_EXERCISE OBJECTIVE_
Render every entry verbatim.

━━━━━━━━━━

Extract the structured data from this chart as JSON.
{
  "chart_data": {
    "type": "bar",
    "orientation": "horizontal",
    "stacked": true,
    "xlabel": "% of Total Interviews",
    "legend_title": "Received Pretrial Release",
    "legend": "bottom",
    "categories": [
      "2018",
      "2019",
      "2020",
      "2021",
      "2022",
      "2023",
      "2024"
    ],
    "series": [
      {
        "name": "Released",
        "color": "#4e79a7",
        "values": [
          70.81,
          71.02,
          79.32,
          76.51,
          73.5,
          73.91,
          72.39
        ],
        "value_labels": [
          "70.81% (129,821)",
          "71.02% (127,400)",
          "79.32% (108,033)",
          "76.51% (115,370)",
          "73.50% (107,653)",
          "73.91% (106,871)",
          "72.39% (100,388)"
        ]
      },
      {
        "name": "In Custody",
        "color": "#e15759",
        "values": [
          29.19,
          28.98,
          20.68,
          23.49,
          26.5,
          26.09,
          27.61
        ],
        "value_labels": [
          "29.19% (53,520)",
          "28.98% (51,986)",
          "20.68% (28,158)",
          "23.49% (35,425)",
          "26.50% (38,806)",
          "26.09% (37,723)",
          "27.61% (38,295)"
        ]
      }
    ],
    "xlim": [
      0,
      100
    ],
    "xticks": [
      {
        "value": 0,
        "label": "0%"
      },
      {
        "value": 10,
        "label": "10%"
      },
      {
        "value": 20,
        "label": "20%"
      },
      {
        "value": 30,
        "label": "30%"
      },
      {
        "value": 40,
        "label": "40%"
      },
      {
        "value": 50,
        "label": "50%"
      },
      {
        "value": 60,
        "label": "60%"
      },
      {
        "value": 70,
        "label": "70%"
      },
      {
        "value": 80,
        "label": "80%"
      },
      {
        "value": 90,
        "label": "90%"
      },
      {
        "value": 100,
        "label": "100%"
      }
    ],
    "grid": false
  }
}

━━━━━━━━━━

_RESULT OF THE TASK_
Extract the structured data from this chart as JSON.
{
  "chart_data": {
    "type": "bar",
    "orientation": "horizontal",
    "stacked": true,
    "xlabel": "% of Total Interviews",
    "legend_title": "Received Pretrial Release",
    "legend": "bottom",
    "categories": [
      "2018",
      "2019",
      "2020",
      "2021",
      "2022",
      "2023",
      "2024"
    ],
    "series": [
      {
        "name": "Released",
        "color": "#4e79a7",
        "values": [
          70.81,
          71.02,
          79.32,
          76.51,
          73.5,
          73.91,
          72.39
        ],
        "value_labels": [
          "70.81% (129,821)",
          "71.02% (127,400)",
          "79.32% (108,033)",
          "76.51% (115,370)",
          "73.50% (107,653)",
          "73.91% (106,871)",
          "72.39% (100,388)"
        ]
      },
      {
        "name": "In Custody",
        "color": "#e15759",
        "values": [
          29.19,
          28.98,
          20.68,
          23.49,
          26.5,
          26.09,
          27.61
        ],
        "value_labels": [
          "29.19% (53,520)",
          "28.98% (51,986)",
          "20.68% (28,158)",
          "23.49% (35,425)",
          "26.50% (38,806)",
          "26.09% (37,723)",
          "27.61% (38,295)"
        ]
      }
    ],
    "xlim": [
      0,
      100
    ],
    "xticks": [
      {
        "value": 0,
        "label": "0%"
      },
      {
        "value": 10,
        "label": "10%"
      },
      {
        "value": 20,
        "label": "20%"
      },
      {
        "value": 30,
        "label": "30%"
      },
      {
        "value": 40,
        "label": "40%"
      },
      {
        "value": 50,
        "label": "50%"
      },
      {
        "value": 60,
        "label": "60%"
      },
      {
        "value": 70,
        "label": "70%"
      },
      {
        "value": 80,
        "label": "80%"
      },
      {
        "value": 90,
        "label": "90%"
      },
      {
        "value": 100,
        "label": "100%"
      }
    ],
    "grid": false
  }
}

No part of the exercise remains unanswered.